WRITTEN REQUEST
Pick out every line of the entries below where "Первое" occurs, and copy those lines.
★ ★ ★ ★
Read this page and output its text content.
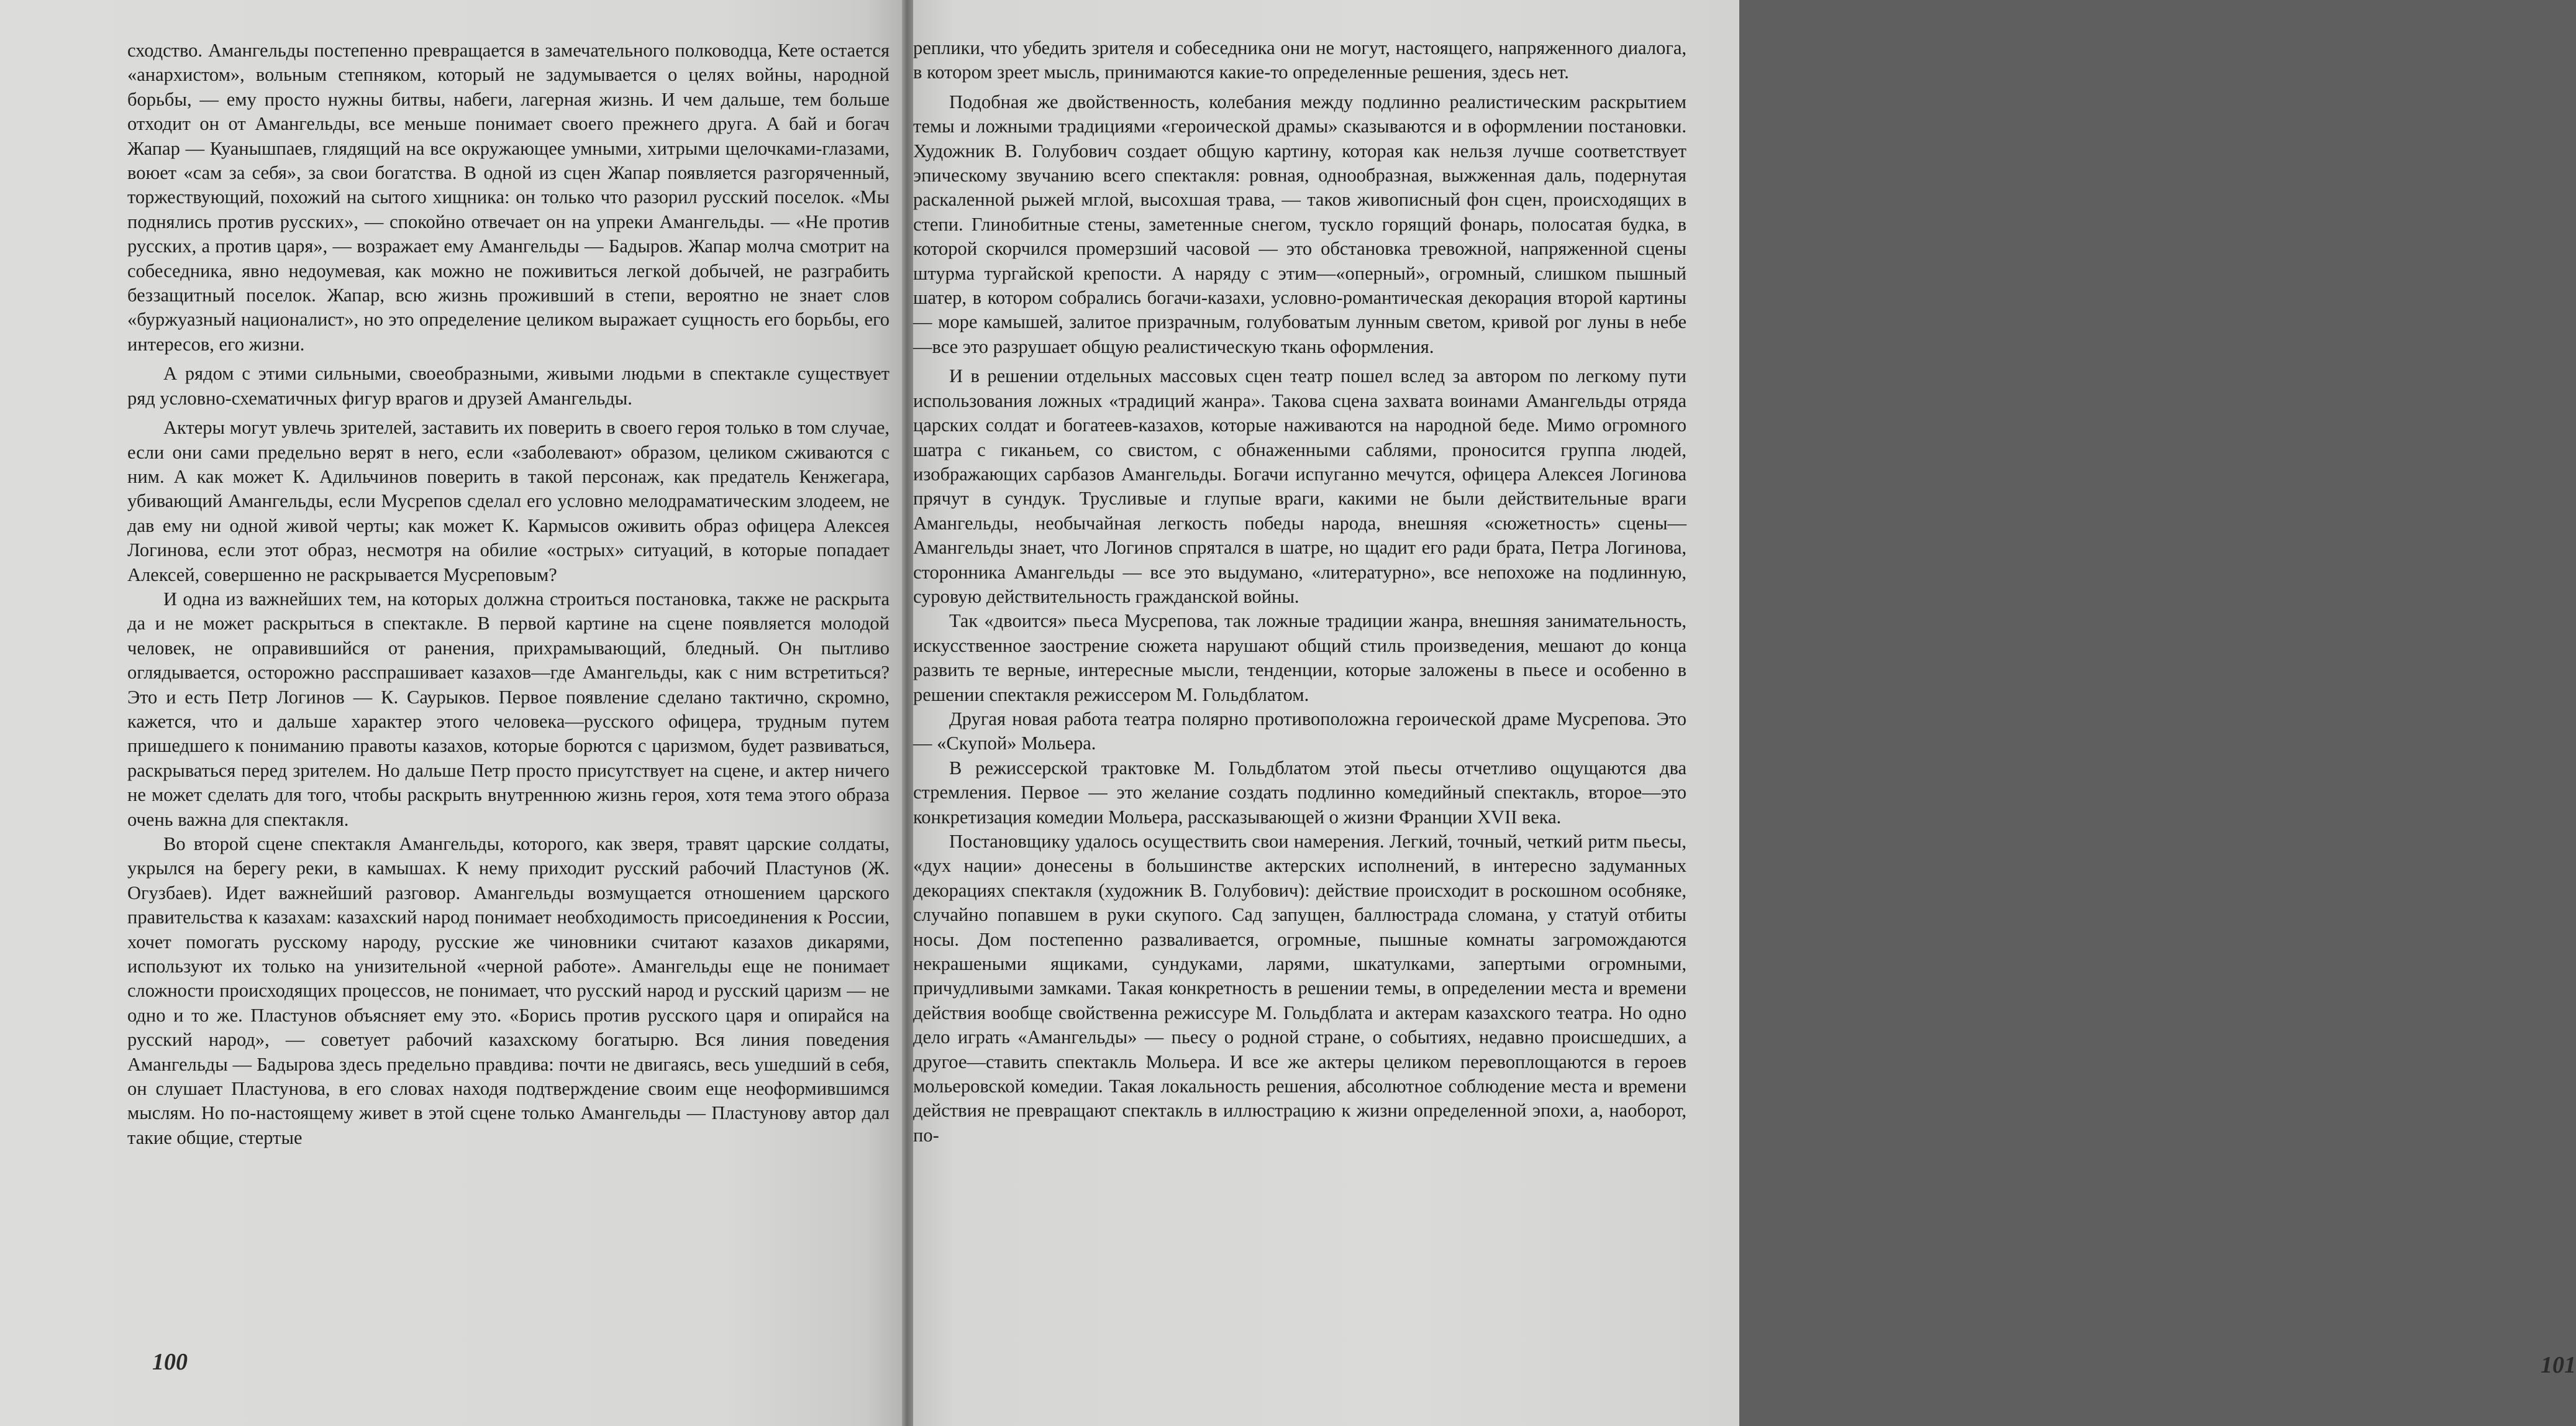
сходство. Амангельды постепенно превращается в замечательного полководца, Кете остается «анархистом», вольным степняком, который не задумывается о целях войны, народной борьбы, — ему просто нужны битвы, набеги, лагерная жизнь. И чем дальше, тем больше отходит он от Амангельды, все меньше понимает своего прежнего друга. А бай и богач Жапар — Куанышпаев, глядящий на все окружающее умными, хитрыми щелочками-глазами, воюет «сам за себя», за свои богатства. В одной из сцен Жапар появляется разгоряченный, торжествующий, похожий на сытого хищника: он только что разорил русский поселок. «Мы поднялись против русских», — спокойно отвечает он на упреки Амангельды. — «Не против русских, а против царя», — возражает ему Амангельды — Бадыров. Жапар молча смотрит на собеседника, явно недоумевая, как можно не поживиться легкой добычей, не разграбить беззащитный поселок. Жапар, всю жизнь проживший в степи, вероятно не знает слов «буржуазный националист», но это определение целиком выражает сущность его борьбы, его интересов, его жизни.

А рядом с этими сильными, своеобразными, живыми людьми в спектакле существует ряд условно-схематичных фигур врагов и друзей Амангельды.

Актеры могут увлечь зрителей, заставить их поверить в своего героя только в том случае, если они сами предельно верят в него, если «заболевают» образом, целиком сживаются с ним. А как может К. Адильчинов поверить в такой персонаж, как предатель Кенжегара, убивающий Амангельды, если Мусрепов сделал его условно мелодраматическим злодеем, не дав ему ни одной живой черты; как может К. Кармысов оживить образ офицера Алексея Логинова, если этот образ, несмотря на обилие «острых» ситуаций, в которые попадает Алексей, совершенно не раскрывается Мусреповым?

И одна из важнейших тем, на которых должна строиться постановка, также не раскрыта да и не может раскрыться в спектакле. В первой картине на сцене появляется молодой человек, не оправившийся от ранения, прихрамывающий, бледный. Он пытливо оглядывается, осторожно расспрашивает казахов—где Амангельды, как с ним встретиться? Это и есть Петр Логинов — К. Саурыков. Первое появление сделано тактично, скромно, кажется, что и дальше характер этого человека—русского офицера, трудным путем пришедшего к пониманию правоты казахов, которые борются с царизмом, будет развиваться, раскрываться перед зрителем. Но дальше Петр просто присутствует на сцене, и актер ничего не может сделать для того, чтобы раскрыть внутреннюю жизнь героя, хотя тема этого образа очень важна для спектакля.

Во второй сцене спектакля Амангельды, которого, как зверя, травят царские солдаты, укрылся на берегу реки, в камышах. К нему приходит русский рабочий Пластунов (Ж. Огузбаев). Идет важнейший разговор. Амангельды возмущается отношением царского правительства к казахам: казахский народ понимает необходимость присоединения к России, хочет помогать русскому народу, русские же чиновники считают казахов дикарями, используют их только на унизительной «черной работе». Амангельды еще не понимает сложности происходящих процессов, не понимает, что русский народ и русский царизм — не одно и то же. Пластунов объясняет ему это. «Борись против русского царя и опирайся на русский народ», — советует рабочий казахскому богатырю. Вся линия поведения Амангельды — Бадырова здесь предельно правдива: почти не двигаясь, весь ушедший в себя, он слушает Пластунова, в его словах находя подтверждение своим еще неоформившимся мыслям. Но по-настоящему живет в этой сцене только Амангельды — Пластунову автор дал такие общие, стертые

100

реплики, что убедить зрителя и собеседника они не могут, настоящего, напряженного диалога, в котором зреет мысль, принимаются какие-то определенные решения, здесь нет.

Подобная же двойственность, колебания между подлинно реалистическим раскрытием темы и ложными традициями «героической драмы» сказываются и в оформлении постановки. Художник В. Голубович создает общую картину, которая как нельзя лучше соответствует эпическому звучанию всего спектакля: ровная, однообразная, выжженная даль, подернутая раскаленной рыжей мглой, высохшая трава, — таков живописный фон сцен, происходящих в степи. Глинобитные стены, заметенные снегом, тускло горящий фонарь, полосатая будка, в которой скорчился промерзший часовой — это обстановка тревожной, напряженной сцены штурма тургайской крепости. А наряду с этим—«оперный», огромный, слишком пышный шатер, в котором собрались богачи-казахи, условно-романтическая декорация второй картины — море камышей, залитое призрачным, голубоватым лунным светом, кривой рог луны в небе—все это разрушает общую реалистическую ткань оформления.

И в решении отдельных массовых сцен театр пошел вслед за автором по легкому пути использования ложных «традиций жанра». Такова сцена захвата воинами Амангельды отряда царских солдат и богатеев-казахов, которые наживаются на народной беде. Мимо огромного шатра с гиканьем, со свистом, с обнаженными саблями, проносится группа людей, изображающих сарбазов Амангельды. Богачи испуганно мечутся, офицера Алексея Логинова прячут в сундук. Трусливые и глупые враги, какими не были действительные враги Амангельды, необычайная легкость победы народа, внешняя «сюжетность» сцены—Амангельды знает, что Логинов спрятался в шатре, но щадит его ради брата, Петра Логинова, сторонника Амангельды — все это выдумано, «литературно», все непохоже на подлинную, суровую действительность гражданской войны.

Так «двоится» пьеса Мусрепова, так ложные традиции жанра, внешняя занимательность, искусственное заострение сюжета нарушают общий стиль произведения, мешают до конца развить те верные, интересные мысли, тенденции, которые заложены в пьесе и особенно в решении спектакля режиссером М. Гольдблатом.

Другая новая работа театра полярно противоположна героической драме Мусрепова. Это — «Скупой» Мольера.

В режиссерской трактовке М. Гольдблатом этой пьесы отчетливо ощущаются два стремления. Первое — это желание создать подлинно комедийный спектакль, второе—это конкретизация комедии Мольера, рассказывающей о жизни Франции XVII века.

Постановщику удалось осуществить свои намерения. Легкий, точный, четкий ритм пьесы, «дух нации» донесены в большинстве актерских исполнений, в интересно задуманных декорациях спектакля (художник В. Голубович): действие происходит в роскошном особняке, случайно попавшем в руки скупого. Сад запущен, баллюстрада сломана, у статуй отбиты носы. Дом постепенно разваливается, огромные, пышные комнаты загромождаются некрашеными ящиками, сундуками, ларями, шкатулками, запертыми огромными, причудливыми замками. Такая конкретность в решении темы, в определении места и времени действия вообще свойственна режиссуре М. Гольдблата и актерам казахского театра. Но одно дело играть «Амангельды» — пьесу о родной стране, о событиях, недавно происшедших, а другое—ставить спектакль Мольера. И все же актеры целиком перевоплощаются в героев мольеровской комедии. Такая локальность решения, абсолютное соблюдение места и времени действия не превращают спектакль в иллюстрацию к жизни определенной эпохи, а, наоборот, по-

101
★ ★ ★ ★
OUTPUT OF THE EXERCISE
И одна из важнейших тем, на которых должна строиться постановка, также не раскрыта да и не может раскрыться в спектакле. В первой картине на сцене появляется молодой человек, не оправившийся от ранения, прихрамывающий, бледный. Он пытливо оглядывается, осторожно расспрашивает казахов—где Амангельды, как с ним встретиться? Это и есть Петр Логинов — К. Саурыков. Первое появление сделано тактично, скромно, кажется, что и дальше характер этого человека—русского офицера, трудным путем пришедшего к пониманию правоты казахов, которые борются с царизмом, будет развиваться, раскрываться перед зрителем. Но дальше Петр просто присутствует на сцене, и актер ничего не может сделать для того, чтобы раскрыть внутреннюю жизнь героя, хотя тема этого образа очень важна для спектакля.
В режиссерской трактовке М. Гольдблатом этой пьесы отчетливо ощущаются два стремления. Первое — это желание создать подлинно комедийный спектакль, второе—это конкретизация комедии Мольера, рассказывающей о жизни Франции XVII века.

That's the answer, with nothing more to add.